┌─ Data shown

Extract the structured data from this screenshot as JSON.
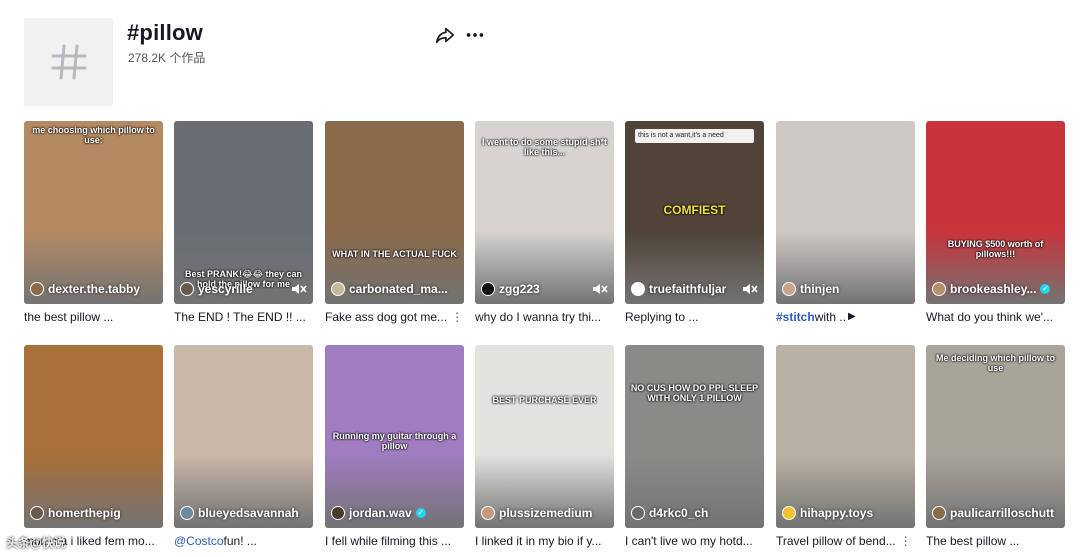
{
  "header": {
    "title": "#pillow",
    "subtitle": "278.2K 个作品",
    "icon": "hashtag-icon"
  },
  "videos": [
    {
      "author": "dexter.the.tabby",
      "desc": "the best pillow ...",
      "overlay": "me choosing which pillow to use:",
      "bg": "#b58a63",
      "av": "#8a6a4a",
      "muted": false
    },
    {
      "author": "yescyrille",
      "desc": "The END ! The END !! ...",
      "overlay": "Best PRANK!😂😂 they can hold the pillow for me",
      "bg": "#6a6e74",
      "av": "#6a5a4a",
      "muted": true
    },
    {
      "author": "carbonated_ma...",
      "desc": "Fake ass dog got me...",
      "overlay": "WHAT IN THE ACTUAL FUCK",
      "bg": "#8a6a4a",
      "av": "#c8b89a",
      "muted": false,
      "kebab": "⋮"
    },
    {
      "author": "zgg223",
      "desc": "why do I wanna try thi...",
      "overlay": "I went to do some stupid sh*t like this...",
      "bg": "#d7d4d0",
      "av": "#111111",
      "muted": true
    },
    {
      "author": "truefaithfuljar",
      "desc": "Replying to ...",
      "overlay": "COMFIEST",
      "caption": "this is not a want,it's a need",
      "bg": "#504438",
      "av": "#ffffff",
      "muted": true
    },
    {
      "author": "thinjen",
      "desc_hashtag": "#stitch",
      "desc_rest": " with ..",
      "bg": "#cfc9c6",
      "av": "#c9a48a",
      "muted": false,
      "play": "▶"
    },
    {
      "author": "brookeashley...",
      "desc": "What do you think we'...",
      "overlay": "BUYING $500 worth of pillows!!!",
      "bg": "#c9343b",
      "av": "#b6906e",
      "muted": false,
      "verified": true
    },
    {
      "author": "homerthepig",
      "desc": "momma i liked fem mo...",
      "bg": "#a8703a",
      "av": "#6a5a4a",
      "muted": false
    },
    {
      "author": "blueyedsavannah",
      "desc_mention": "@Costco",
      "desc_rest": " fun! ...",
      "bg": "#c9b7a8",
      "av": "#6a8aa0",
      "muted": false
    },
    {
      "author": "jordan.wav",
      "desc": "I fell while filming this ...",
      "overlay": "Running my guitar through a pillow",
      "bg": "#a07cc0",
      "av": "#4a3a2a",
      "muted": false,
      "verified": true
    },
    {
      "author": "plussizemedium",
      "desc": "I linked it in my bio if y...",
      "overlay": "BEST PURCHASE EVER",
      "bg": "#e4e2df",
      "av": "#c99a7a",
      "muted": false
    },
    {
      "author": "d4rkc0_ch",
      "desc": "I can't live wo my hotd...",
      "overlay": "NO CUS HOW DO PPL SLEEP WITH ONLY 1 PILLOW",
      "bg": "#8c8a86",
      "av": "#6a6a6a",
      "muted": false
    },
    {
      "author": "hihappy.toys",
      "desc": "Travel pillow of bend...",
      "bg": "#b9b2a4",
      "av": "#f2c230",
      "muted": false,
      "kebab": "⋮"
    },
    {
      "author": "paulicarrilloschutt",
      "desc": "The best pillow ...",
      "overlay": "Me deciding which pillow to use",
      "bg": "#a9a49a",
      "av": "#8a6a4a",
      "muted": false
    }
  ],
  "watermark": "头条@快说",
  "colors": {
    "accent": "#2b5db9",
    "verified": "#20d5ec",
    "text": "#161823"
  }
}
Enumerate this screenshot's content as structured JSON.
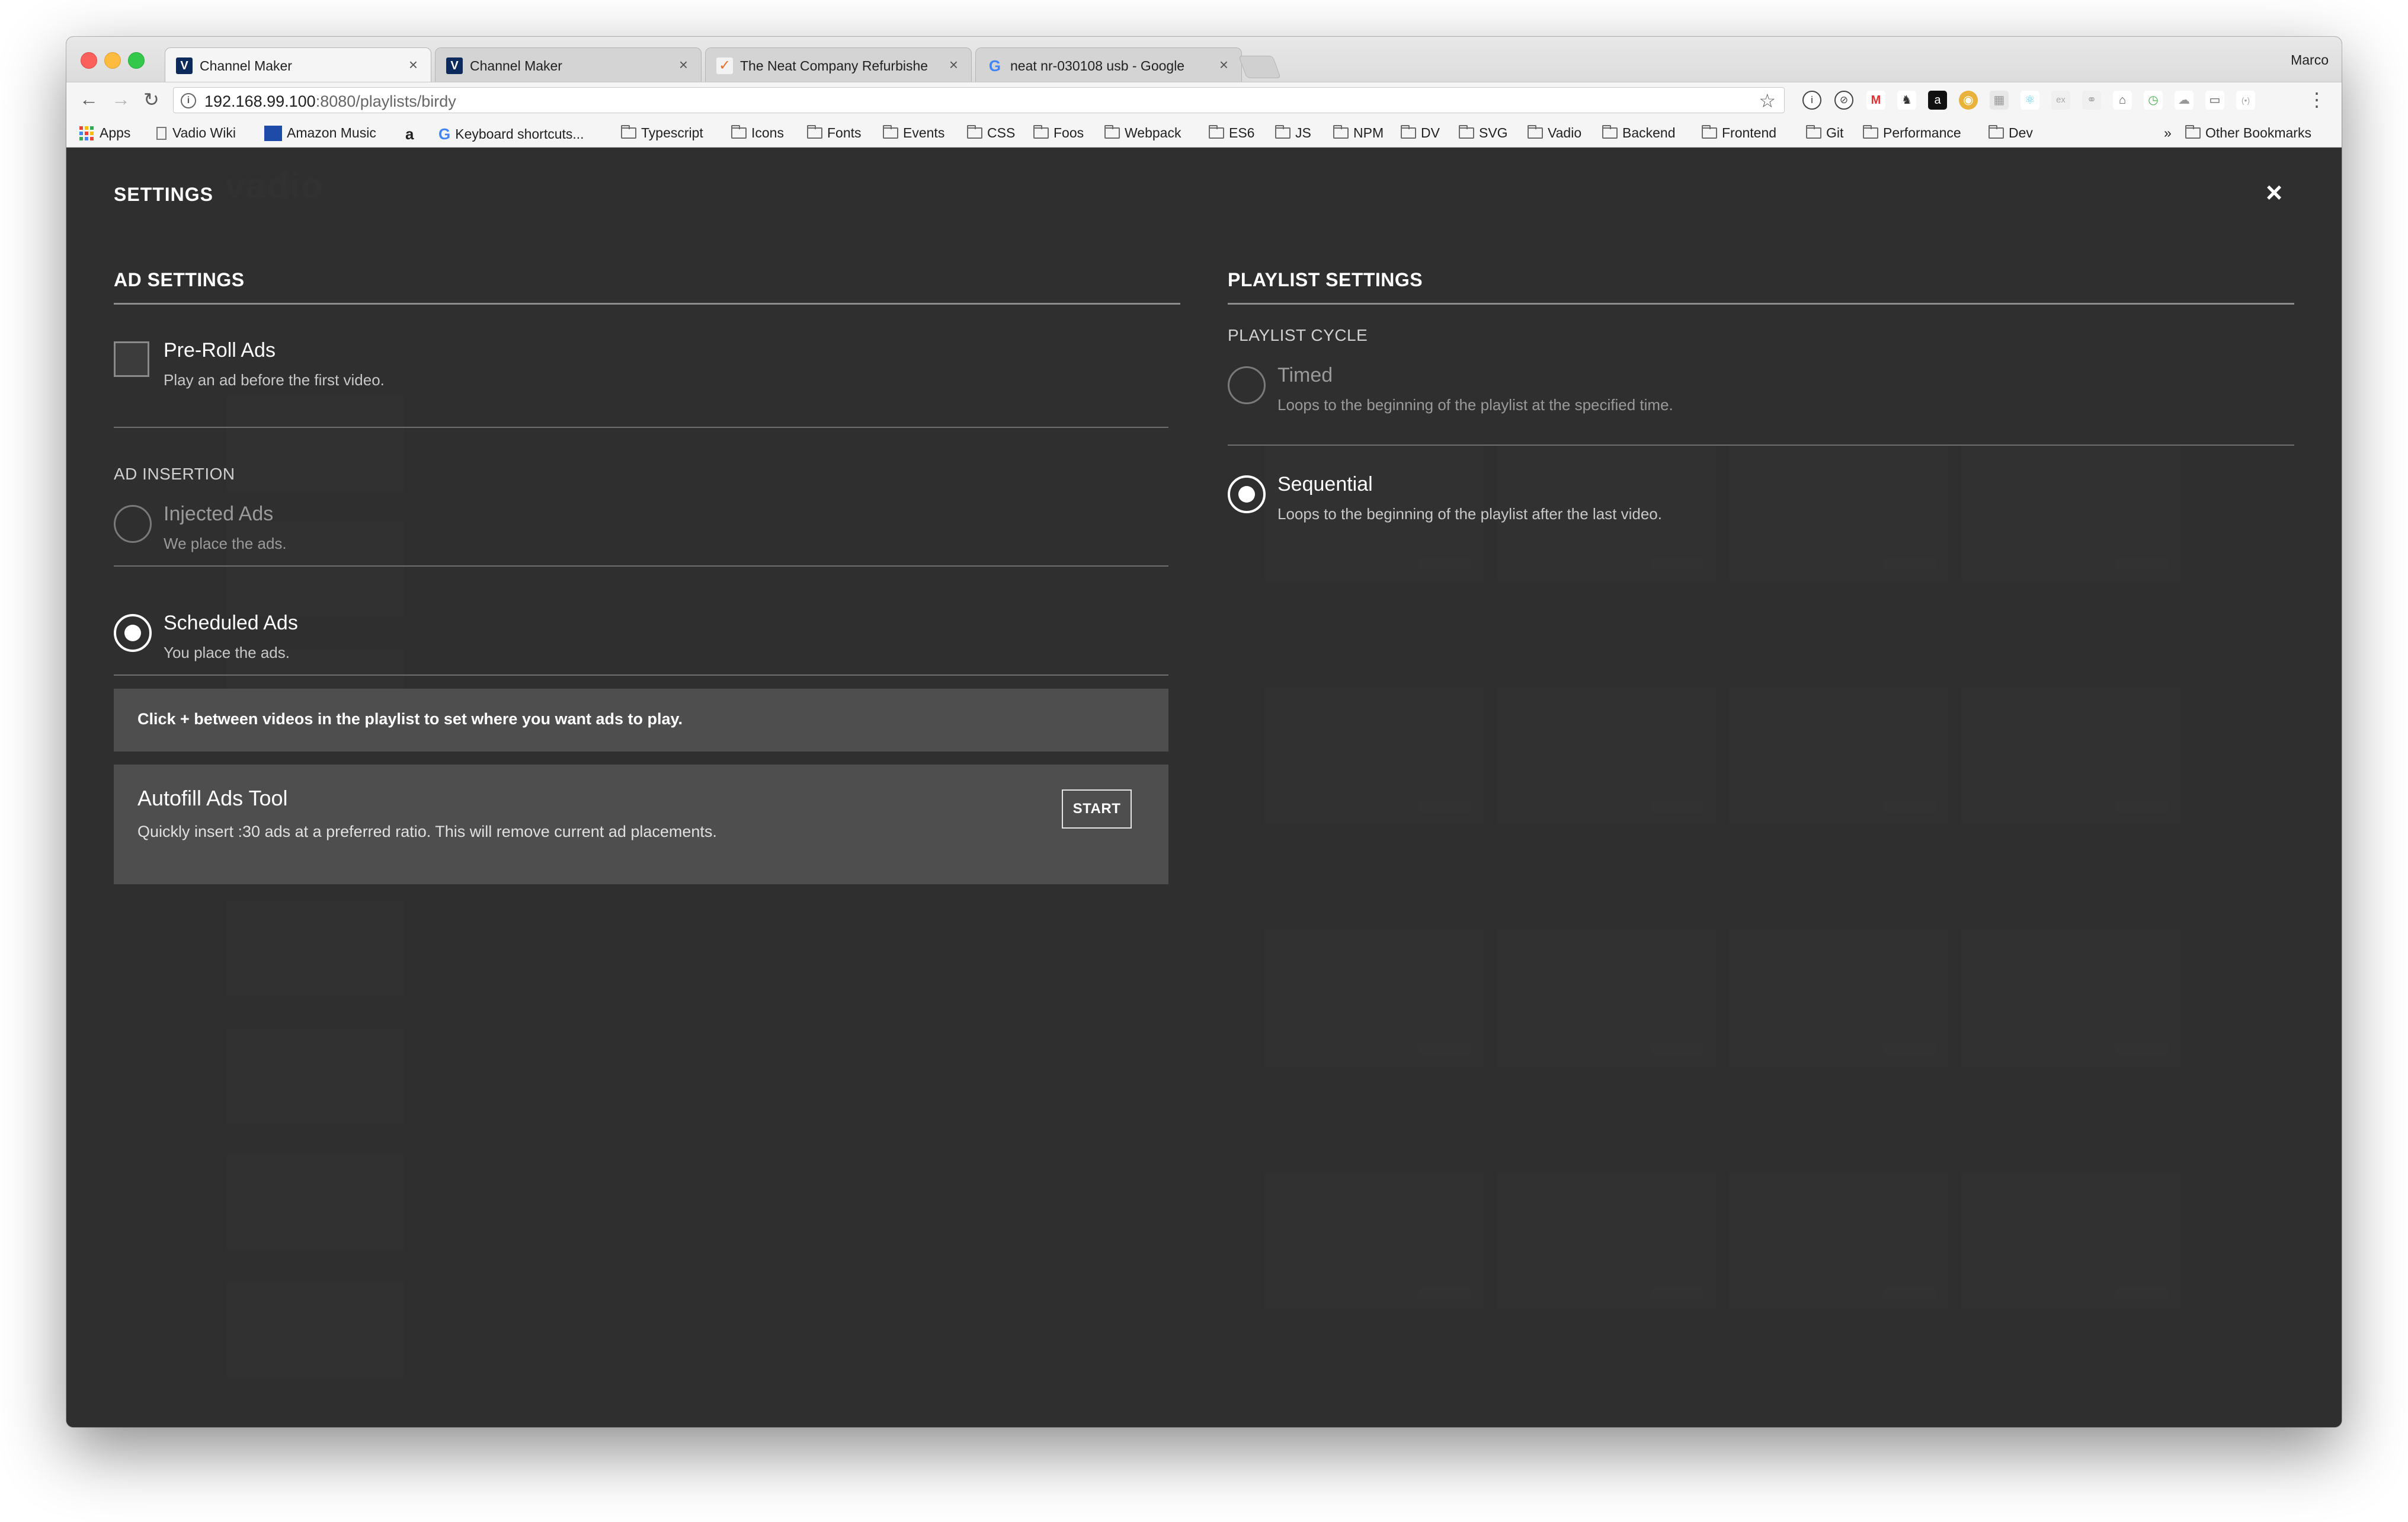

└─

**Stated goal**
Whichever lines contain the string "structured", select and copy them.

**Expected answer**
Extract the structured data from this screenshot as JSON.
Enumerate this screenshot's content as structured JSON.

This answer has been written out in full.